• GIVEN REQUEST: Your task is to output the entries below word for word.

Dataset excerpt:
-----

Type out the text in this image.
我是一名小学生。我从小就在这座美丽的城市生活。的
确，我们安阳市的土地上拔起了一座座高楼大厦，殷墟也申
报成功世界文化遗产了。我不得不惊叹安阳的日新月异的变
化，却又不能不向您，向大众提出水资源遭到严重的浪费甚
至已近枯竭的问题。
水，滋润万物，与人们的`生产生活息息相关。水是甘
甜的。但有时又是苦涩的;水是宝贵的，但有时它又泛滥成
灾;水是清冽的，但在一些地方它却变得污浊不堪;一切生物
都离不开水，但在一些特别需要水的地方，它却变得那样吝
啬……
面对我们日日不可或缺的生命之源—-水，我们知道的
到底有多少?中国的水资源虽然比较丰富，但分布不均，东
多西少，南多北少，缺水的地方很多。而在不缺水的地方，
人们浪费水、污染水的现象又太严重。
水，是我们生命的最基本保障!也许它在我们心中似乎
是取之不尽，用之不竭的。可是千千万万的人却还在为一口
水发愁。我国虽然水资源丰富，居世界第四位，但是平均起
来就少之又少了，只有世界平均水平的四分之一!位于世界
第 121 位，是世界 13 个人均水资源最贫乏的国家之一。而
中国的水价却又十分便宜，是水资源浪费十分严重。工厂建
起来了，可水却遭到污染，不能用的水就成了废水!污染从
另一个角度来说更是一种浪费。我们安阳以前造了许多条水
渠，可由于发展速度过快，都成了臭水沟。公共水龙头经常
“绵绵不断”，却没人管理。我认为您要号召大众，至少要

-----

• CORRECT OUTPUT:
Type out the text in this image.
我是一名小学生。我从小就在这座美丽的城市生活。的
确，我们安阳市的土地上拔起了一座座高楼大厦，殷墟也申
报成功世界文化遗产了。我不得不惊叹安阳的日新月异的变
化，却又不能不向您，向大众提出水资源遭到严重的浪费甚
至已近枯竭的问题。
水，滋润万物，与人们的`生产生活息息相关。水是甘
甜的。但有时又是苦涩的;水是宝贵的，但有时它又泛滥成
灾;水是清冽的，但在一些地方它却变得污浊不堪;一切生物
都离不开水，但在一些特别需要水的地方，它却变得那样吝
啬……
面对我们日日不可或缺的生命之源—-水，我们知道的
到底有多少?中国的水资源虽然比较丰富，但分布不均，东
多西少，南多北少，缺水的地方很多。而在不缺水的地方，
人们浪费水、污染水的现象又太严重。
水，是我们生命的最基本保障!也许它在我们心中似乎
是取之不尽，用之不竭的。可是千千万万的人却还在为一口
水发愁。我国虽然水资源丰富，居世界第四位，但是平均起
来就少之又少了，只有世界平均水平的四分之一!位于世界
第 121 位，是世界 13 个人均水资源最贫乏的国家之一。而
中国的水价却又十分便宜，是水资源浪费十分严重。工厂建
起来了，可水却遭到污染，不能用的水就成了废水!污染从
另一个角度来说更是一种浪费。我们安阳以前造了许多条水
渠，可由于发展速度过快，都成了臭水沟。公共水龙头经常
“绵绵不断”，却没人管理。我认为您要号召大众，至少要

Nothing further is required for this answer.